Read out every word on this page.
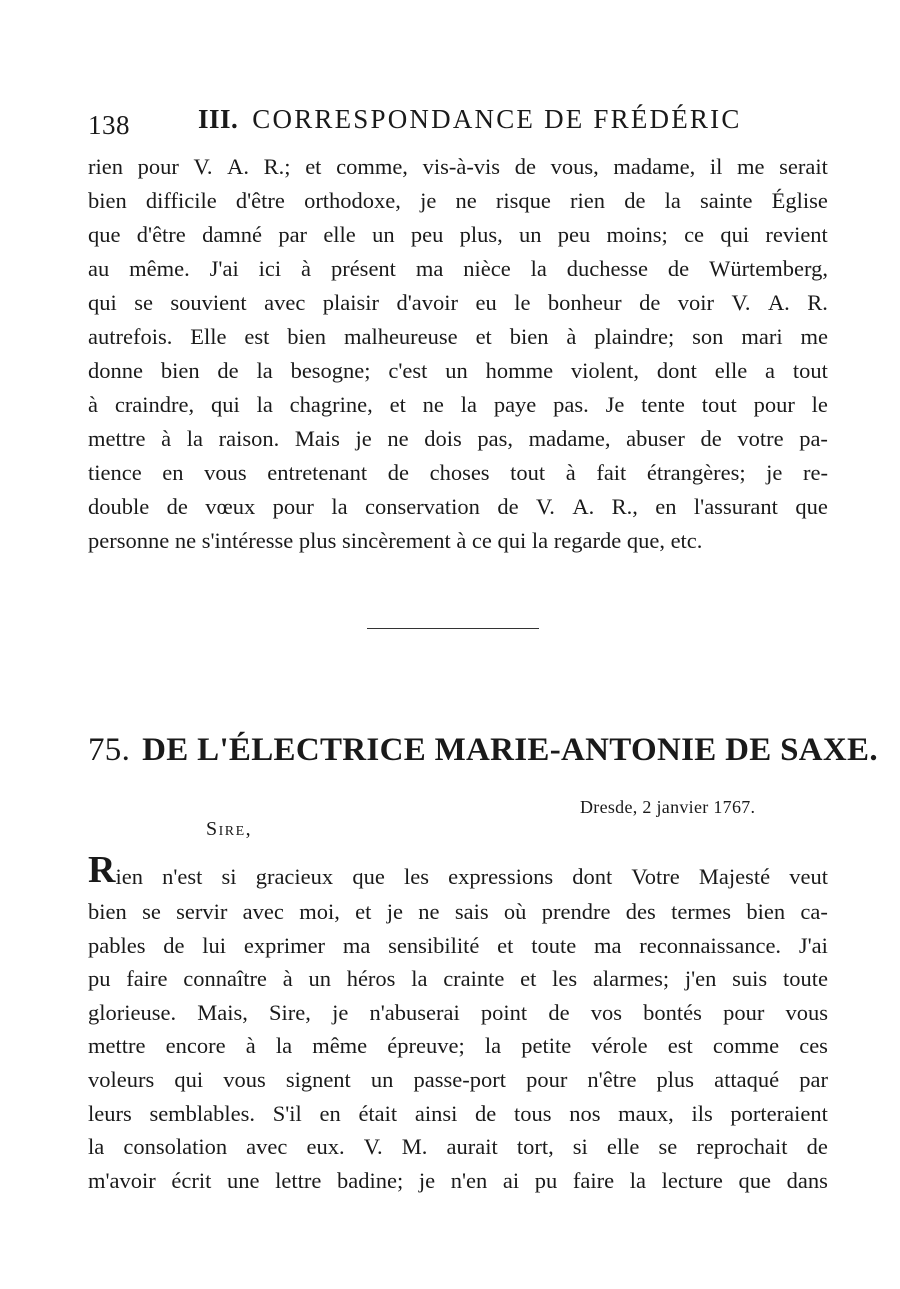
138	III. CORRESPONDANCE DE FRÉDÉRIC
rien pour V. A. R.; et comme, vis-à-vis de vous, madame, il me serait
bien difficile d'être orthodoxe, je ne risque rien de la sainte Église
que d'être damné par elle un peu plus, un peu moins; ce qui revient
au même. J'ai ici à présent ma nièce la duchesse de Würtemberg,
qui se souvient avec plaisir d'avoir eu le bonheur de voir V. A. R.
autrefois. Elle est bien malheureuse et bien à plaindre; son mari me
donne bien de la besogne; c'est un homme violent, dont elle a tout
à craindre, qui la chagrine, et ne la paye pas. Je tente tout pour le
mettre à la raison. Mais je ne dois pas, madame, abuser de votre pa-
tience en vous entretenant de choses tout à fait étrangères; je re-
double de vœux pour la conservation de V. A. R., en l'assurant que
personne ne s'intéresse plus sincèrement à ce qui la regarde que, etc.
75. DE L'ÉLECTRICE MARIE-ANTONIE DE SAXE.
Dresde, 2 janvier 1767.
Sire,
R ien n'est si gracieux que les expressions dont Votre Majesté veut
bien se servir avec moi, et je ne sais où prendre des termes bien ca-
pables de lui exprimer ma sensibilité et toute ma reconnaissance. J'ai
pu faire connaître à un héros la crainte et les alarmes; j'en suis toute
glorieuse. Mais, Sire, je n'abuserai point de vos bontés pour vous
mettre encore à la même épreuve; la petite vérole est comme ces
voleurs qui vous signent un passe-port pour n'être plus attaqué par
leurs semblables. S'il en était ainsi de tous nos maux, ils porteraient
la consolation avec eux. V. M. aurait tort, si elle se reprochait de
m'avoir écrit une lettre badine; je n'en ai pu faire la lecture que dans
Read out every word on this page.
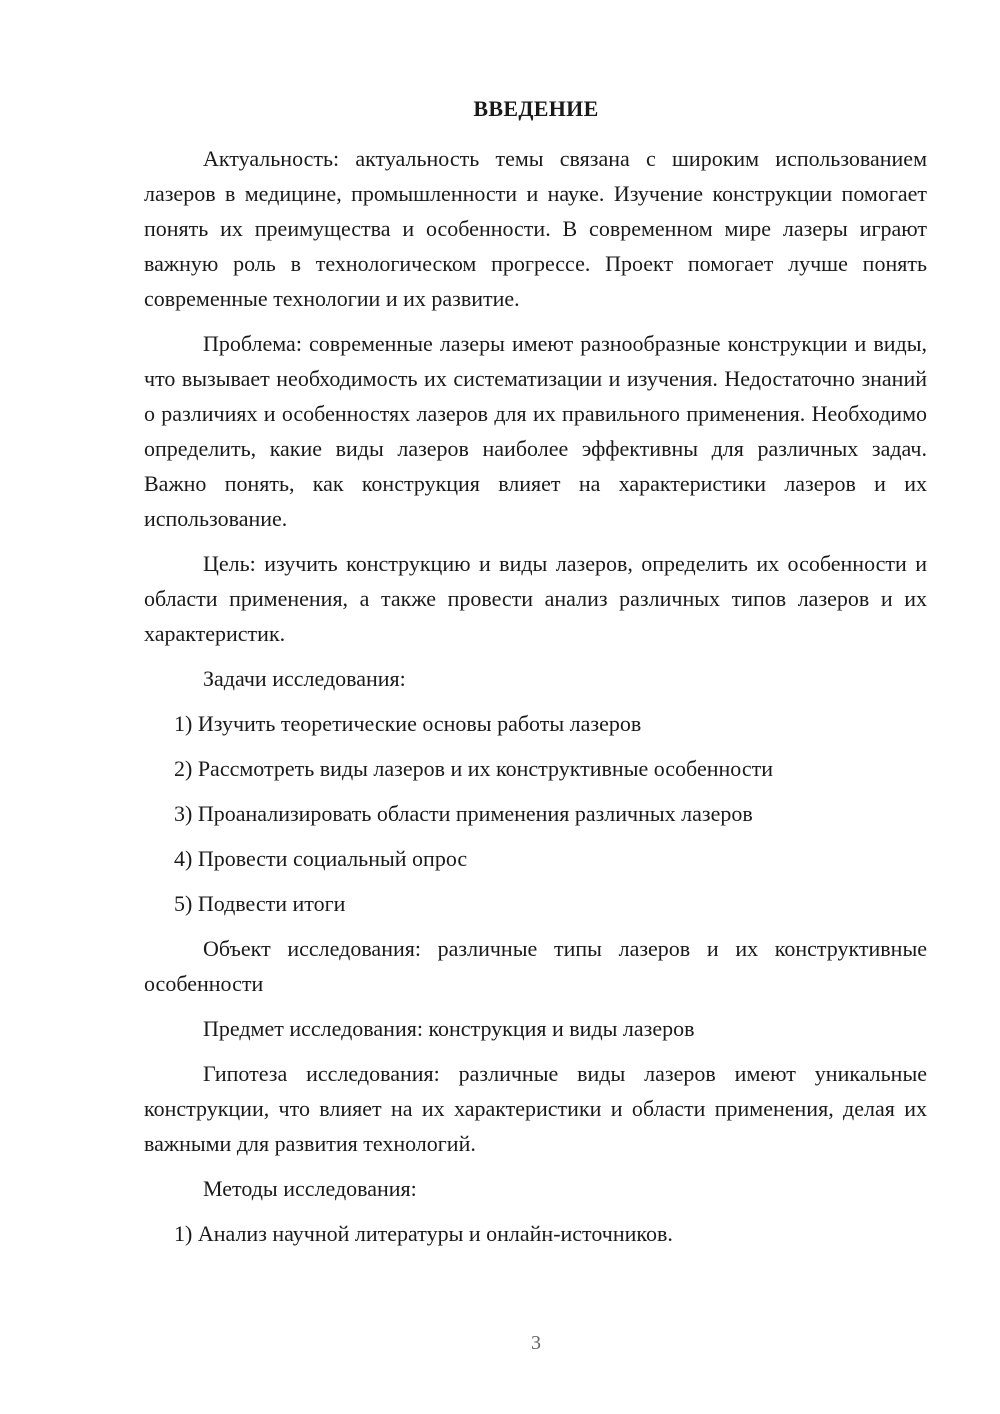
ВВЕДЕНИЕ

Актуальность: актуальность темы связана с широким использованием лазеров в медицине, промышленности и науке. Изучение конструкции помогает понять их преимущества и особенности. В современном мире лазеры играют важную роль в технологическом прогрессе. Проект помогает лучше понять современные технологии и их развитие.

Проблема: современные лазеры имеют разнообразные конструкции и виды, что вызывает необходимость их систематизации и изучения. Недостаточно знаний о различиях и особенностях лазеров для их правильного применения. Необходимо определить, какие виды лазеров наиболее эффективны для различных задач. Важно понять, как конструкция влияет на характеристики лазеров и их использование.

Цель: изучить конструкцию и виды лазеров, определить их особенности и области применения, а также провести анализ различных типов лазеров и их характеристик.

Задачи исследования:

1) Изучить теоретические основы работы лазеров

2) Рассмотреть виды лазеров и их конструктивные особенности

3) Проанализировать области применения различных лазеров

4) Провести социальный опрос

5) Подвести итоги

Объект исследования: различные типы лазеров и их конструктивные особенности

Предмет исследования: конструкция и виды лазеров

Гипотеза исследования: различные виды лазеров имеют уникальные конструкции, что влияет на их характеристики и области применения, делая их важными для развития технологий.

Методы исследования:

1) Анализ научной литературы и онлайн-источников.

3
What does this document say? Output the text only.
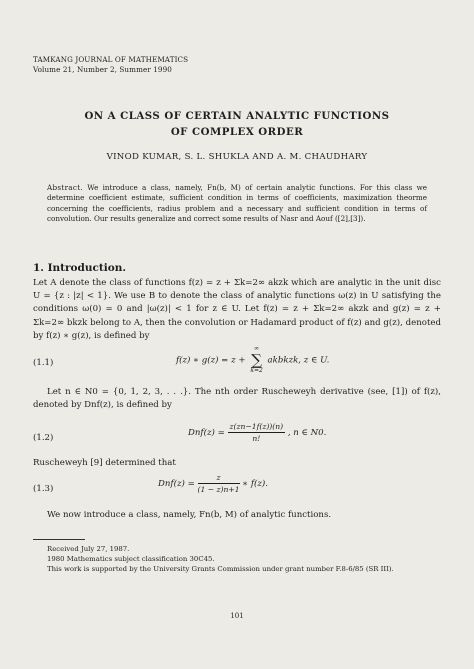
TAMKANG JOURNAL OF MATHEMATICS
Volume 21, Number 2, Summer 1990
ON A CLASS OF CERTAIN ANALYTIC FUNCTIONS
OF COMPLEX ORDER
VINOD KUMAR, S. L. SHUKLA AND A. M. CHAUDHARY
Abstract. We introduce a class, namely, Fn(b, M) of certain analytic functions. For this class we determine coefficient estimate, sufficient condition in terms of coefficients, maximization theorme concerning the coefficients, radius problem and a necessary and sufficient condition in terms of convolution. Our results generalize and correct some results of Nasr and Aouf ([2],[3]).
1. Introduction.
Let A denote the class of functions f(z) = z + Σk=2∞ akzk which are analytic in the unit disc U = {z : |z| < 1}. We use B to denote the class of analytic functions ω(z) in U satisfying the conditions ω(0) = 0 and |ω(z)| < 1 for z ∈ U. Let f(z) = z + Σk=2∞ akzk and g(z) = z + Σk=2∞ bkzk belong to A, then the convolution or Hadamard product of f(z) and g(z), denoted by f(z) ∗ g(z), is defined by
(1.1)	f(z) ∗ g(z) = z +
∞
∑
k=2
akbkzk, z ∈ U.
Let n ∈ N0 = {0, 1, 2, 3, . . .}. The nth order Ruscheweyh derivative (see, [1]) of f(z), denoted by Dnf(z), is defined by
(1.2)	$Dnf(z) = \frac{z(zn-1f(z))(n)}{n!}$ , n ∈ N0.
Ruscheweyh [9] determined that
(1.3)	$Dnf(z) = \frac{z}{(1 - z)n+1}$ ∗ f(z).
We now introduce a class, namely, Fn(b, M) of analytic functions.
Received July 27, 1987.
1980 Mathematics subject classification 30C45.
This work is supported by the University Grants Commission under grant number F.8-6/85 (SR III).
101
--------------------
Challenge | Leaving out the pictures, repeat the data above exactly.

The solution |
Read out every word on this page.
138	III. CORRESPONDANCE DE FRÉDÉRIC
rien pour V. A. R.; et comme, vis-à-vis de vous, madame, il me serait
bien difficile d'être orthodoxe, je ne risque rien de la sainte Église
que d'être damné par elle un peu plus, un peu moins; ce qui revient
au même. J'ai ici à présent ma nièce la duchesse de Würtemberg,
qui se souvient avec plaisir d'avoir eu le bonheur de voir V. A. R.
autrefois. Elle est bien malheureuse et bien à plaindre; son mari me
donne bien de la besogne; c'est un homme violent, dont elle a tout
à craindre, qui la chagrine, et ne la paye pas. Je tente tout pour le
mettre à la raison. Mais je ne dois pas, madame, abuser de votre pa-
tience en vous entretenant de choses tout à fait étrangères; je re-
double de vœux pour la conservation de V. A. R., en l'assurant que
personne ne s'intéresse plus sincèrement à ce qui la regarde que, etc.
75. DE L'ÉLECTRICE MARIE-ANTONIE DE SAXE.
Dresde, 2 janvier 1767.
Sire,
R ien n'est si gracieux que les expressions dont Votre Majesté veut
bien se servir avec moi, et je ne sais où prendre des termes bien ca-
pables de lui exprimer ma sensibilité et toute ma reconnaissance. J'ai
pu faire connaître à un héros la crainte et les alarmes; j'en suis toute
glorieuse. Mais, Sire, je n'abuserai point de vos bontés pour vous
mettre encore à la même épreuve; la petite vérole est comme ces
voleurs qui vous signent un passe-port pour n'être plus attaqué par
leurs semblables. S'il en était ainsi de tous nos maux, ils porteraient
la consolation avec eux. V. M. aurait tort, si elle se reprochait de
m'avoir écrit une lettre badine; je n'en ai pu faire la lecture que dans
Read out every word on this page.
ВВЕДЕНИЕ

Актуальность: актуальность темы связана с широким использованием лазеров в медицине, промышленности и науке. Изучение конструкции помогает понять их преимущества и особенности. В современном мире лазеры играют важную роль в технологическом прогрессе. Проект помогает лучше понять современные технологии и их развитие.

Проблема: современные лазеры имеют разнообразные конструкции и виды, что вызывает необходимость их систематизации и изучения. Недостаточно знаний о различиях и особенностях лазеров для их правильного применения. Необходимо определить, какие виды лазеров наиболее эффективны для различных задач. Важно понять, как конструкция влияет на характеристики лазеров и их использование.

Цель: изучить конструкцию и виды лазеров, определить их особенности и области применения, а также провести анализ различных типов лазеров и их характеристик.

Задачи исследования:

1) Изучить теоретические основы работы лазеров

2) Рассмотреть виды лазеров и их конструктивные особенности

3) Проанализировать области применения различных лазеров

4) Провести социальный опрос

5) Подвести итоги

Объект исследования: различные типы лазеров и их конструктивные особенности

Предмет исследования: конструкция и виды лазеров

Гипотеза исследования: различные виды лазеров имеют уникальные конструкции, что влияет на их характеристики и области применения, делая их важными для развития технологий.

Методы исследования:

1) Анализ научной литературы и онлайн-источников.

3
What does this document say? Output the text only.
TAMKANG JOURNAL OF MATHEMATICS
Volume 21, Number 2, Summer 1990
ON A CLASS OF CERTAIN ANALYTIC FUNCTIONS
OF COMPLEX ORDER
VINOD KUMAR, S. L. SHUKLA AND A. M. CHAUDHARY
Abstract. We introduce a class, namely, Fn(b, M) of certain analytic functions. For this class we determine coefficient estimate, sufficient condition in terms of coefficients, maximization theorme concerning the coefficients, radius problem and a necessary and sufficient condition in terms of convolution. Our results generalize and correct some results of Nasr and Aouf ([2],[3]).
1. Introduction.
Let A denote the class of functions f(z) = z + Σk=2∞ akzk which are analytic in the unit disc U = {z : |z| < 1}. We use B to denote the class of analytic functions ω(z) in U satisfying the conditions ω(0) = 0 and |ω(z)| < 1 for z ∈ U. Let f(z) = z + Σk=2∞ akzk and g(z) = z + Σk=2∞ bkzk belong to A, then the convolution or Hadamard product of f(z) and g(z), denoted by f(z) ∗ g(z), is defined by
(1.1)	f(z) ∗ g(z) = z +
∞
∑
k=2
akbkzk, z ∈ U.
Let n ∈ N0 = {0, 1, 2, 3, . . .}. The nth order Ruscheweyh derivative (see, [1]) of f(z), denoted by Dnf(z), is defined by
(1.2)	$Dnf(z) = \frac{z(zn-1f(z))(n)}{n!}$ , n ∈ N0.
Ruscheweyh [9] determined that
(1.3)	$Dnf(z) = \frac{z}{(1 - z)n+1}$ ∗ f(z).
We now introduce a class, namely, Fn(b, M) of analytic functions.
Received July 27, 1987.
1980 Mathematics subject classification 30C45.
This work is supported by the University Grants Commission under grant number F.8-6/85 (SR III).
101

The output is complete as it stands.